**Problem statement:**
Report all lines holding "color".

**Task data:**

——

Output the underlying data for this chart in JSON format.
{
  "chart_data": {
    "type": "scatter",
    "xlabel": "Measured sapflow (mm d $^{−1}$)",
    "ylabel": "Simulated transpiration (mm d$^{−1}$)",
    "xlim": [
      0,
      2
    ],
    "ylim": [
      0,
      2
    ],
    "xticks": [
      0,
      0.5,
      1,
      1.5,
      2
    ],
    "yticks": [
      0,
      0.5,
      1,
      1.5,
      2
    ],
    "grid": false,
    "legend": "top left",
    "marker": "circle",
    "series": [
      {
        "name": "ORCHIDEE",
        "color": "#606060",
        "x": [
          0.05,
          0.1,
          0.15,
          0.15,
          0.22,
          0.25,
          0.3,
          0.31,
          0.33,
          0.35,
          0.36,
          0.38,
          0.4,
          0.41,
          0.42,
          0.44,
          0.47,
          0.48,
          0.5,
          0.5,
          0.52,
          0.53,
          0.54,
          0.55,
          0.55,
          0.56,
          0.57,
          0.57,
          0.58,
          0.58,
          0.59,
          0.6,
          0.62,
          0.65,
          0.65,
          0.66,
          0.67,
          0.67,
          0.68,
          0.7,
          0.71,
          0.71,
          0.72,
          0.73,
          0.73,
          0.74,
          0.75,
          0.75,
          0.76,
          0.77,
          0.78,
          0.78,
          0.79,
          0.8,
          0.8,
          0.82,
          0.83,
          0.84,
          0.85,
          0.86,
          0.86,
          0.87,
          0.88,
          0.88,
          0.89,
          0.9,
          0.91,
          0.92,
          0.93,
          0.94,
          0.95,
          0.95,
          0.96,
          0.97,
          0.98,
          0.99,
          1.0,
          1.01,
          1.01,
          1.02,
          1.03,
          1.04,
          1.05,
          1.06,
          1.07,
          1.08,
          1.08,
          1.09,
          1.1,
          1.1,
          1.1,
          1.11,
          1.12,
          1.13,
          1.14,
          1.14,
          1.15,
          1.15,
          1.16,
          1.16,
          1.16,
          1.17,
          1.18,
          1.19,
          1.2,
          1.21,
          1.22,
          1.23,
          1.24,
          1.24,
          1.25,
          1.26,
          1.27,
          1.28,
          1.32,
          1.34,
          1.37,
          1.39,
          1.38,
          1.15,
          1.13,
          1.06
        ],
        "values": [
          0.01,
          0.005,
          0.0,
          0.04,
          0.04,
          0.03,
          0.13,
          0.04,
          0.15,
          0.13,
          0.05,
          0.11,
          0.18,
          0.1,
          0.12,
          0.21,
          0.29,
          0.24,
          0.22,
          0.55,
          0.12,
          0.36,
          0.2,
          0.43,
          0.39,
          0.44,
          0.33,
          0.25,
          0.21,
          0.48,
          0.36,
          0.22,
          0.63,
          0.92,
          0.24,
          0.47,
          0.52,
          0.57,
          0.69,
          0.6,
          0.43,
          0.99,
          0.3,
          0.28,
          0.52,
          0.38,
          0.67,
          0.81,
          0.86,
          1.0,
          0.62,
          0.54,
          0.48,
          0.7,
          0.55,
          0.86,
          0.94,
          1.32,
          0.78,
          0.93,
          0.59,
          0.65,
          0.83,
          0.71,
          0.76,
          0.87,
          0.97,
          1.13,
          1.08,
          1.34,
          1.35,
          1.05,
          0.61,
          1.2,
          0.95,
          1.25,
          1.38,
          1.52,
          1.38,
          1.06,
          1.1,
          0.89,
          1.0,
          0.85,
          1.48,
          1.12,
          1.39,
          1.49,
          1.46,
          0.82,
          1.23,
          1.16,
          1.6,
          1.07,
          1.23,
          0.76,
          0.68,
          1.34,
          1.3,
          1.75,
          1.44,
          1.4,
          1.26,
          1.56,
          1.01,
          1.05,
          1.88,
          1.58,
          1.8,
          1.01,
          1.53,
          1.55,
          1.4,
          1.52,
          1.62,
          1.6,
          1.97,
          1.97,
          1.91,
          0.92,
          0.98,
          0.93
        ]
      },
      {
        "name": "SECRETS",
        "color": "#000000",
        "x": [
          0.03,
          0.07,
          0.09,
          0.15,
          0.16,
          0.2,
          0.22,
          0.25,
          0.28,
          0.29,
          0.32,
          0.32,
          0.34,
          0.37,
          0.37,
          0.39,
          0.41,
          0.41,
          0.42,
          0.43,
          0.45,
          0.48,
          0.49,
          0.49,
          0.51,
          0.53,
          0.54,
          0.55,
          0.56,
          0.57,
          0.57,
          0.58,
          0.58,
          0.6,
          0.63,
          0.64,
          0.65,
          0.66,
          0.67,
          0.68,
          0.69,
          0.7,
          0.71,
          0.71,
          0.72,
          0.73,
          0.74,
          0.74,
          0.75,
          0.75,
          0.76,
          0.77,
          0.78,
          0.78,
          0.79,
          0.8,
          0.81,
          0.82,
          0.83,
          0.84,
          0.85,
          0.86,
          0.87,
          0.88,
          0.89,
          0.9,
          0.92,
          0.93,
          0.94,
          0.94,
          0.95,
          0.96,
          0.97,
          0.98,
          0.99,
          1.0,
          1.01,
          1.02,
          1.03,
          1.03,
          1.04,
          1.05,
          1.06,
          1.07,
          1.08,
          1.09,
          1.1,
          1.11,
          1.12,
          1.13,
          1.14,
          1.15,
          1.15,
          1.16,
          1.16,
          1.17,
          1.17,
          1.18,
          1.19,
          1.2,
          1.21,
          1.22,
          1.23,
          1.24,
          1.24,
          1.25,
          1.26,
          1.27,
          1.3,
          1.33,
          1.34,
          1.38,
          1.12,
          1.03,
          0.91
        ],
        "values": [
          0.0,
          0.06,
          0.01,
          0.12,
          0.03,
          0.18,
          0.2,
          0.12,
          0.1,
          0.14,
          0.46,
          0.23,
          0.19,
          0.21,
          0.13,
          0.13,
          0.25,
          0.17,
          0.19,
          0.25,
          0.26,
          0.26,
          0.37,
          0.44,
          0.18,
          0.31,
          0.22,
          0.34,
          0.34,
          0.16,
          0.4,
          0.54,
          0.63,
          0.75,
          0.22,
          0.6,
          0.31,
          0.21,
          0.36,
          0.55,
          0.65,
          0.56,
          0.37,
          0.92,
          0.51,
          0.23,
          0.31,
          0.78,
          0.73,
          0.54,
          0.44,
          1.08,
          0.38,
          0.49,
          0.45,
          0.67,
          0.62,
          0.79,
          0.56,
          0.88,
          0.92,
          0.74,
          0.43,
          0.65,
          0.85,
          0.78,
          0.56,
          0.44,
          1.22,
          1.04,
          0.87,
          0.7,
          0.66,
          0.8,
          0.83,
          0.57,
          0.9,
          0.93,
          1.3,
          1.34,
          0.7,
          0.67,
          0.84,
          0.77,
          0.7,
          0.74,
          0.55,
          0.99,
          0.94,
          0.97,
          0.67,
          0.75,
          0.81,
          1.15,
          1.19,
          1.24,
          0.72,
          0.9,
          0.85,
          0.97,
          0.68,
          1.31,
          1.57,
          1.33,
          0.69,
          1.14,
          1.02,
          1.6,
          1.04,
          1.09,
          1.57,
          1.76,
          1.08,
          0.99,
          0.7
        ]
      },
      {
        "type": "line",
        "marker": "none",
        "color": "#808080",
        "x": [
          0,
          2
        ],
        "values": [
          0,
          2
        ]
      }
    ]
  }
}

——

**Answer to this exercise:**
        "color": "#606060",
        "color": "#000000",
        "color": "#808080",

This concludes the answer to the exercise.